Copy out all the lines in the records that include the word "data".
╭──
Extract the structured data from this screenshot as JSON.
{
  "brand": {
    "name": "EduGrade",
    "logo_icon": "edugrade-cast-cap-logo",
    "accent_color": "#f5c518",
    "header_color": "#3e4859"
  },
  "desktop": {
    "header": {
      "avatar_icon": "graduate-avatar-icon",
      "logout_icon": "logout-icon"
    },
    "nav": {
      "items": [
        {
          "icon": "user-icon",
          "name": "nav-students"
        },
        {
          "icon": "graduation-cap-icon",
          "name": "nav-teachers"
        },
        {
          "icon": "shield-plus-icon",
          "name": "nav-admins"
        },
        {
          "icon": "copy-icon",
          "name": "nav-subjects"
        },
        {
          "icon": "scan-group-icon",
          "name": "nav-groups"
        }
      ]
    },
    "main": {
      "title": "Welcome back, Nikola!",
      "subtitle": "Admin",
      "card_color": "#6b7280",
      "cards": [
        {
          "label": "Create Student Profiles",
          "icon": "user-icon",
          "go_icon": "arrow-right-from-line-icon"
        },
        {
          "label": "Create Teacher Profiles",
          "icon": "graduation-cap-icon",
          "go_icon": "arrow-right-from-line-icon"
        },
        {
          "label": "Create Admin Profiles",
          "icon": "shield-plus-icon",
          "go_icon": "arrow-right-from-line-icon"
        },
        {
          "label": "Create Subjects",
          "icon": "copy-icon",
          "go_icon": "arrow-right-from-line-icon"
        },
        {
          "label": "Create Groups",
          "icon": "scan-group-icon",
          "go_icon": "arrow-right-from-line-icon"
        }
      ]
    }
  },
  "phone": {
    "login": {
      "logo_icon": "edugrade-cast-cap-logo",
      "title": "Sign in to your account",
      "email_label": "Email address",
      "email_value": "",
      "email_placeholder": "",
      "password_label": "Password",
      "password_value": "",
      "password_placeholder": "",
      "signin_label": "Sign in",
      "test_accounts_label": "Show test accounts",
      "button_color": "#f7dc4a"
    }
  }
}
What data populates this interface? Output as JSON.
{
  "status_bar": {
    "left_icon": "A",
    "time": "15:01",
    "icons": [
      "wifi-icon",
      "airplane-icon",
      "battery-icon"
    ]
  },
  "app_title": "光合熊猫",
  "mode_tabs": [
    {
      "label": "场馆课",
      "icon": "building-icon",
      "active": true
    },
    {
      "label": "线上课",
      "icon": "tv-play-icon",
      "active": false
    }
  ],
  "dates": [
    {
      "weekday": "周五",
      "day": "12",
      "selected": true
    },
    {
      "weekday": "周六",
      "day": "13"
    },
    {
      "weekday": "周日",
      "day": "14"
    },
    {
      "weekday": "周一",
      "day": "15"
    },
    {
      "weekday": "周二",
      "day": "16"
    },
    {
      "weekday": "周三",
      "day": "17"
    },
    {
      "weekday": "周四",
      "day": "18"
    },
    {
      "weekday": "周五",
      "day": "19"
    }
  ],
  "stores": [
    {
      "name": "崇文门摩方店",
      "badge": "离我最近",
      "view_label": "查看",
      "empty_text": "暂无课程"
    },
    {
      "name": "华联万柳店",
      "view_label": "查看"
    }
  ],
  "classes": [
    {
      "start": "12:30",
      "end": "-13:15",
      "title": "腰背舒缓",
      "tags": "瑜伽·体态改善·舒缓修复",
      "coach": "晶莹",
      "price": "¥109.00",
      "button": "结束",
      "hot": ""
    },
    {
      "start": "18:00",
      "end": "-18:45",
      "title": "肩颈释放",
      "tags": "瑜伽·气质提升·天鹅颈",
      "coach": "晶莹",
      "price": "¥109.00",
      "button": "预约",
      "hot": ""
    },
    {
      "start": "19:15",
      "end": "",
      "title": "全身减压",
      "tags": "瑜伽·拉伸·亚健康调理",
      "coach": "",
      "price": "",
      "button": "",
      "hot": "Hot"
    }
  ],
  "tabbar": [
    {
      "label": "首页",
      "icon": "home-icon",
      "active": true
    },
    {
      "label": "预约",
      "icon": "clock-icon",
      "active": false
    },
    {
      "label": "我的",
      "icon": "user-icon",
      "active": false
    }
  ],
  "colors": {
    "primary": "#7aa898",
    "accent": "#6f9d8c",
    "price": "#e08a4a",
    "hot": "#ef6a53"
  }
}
╰──
## Full solution:
Extract the structured data from this screenshot as JSON.
What data populates this interface? Output as JSON.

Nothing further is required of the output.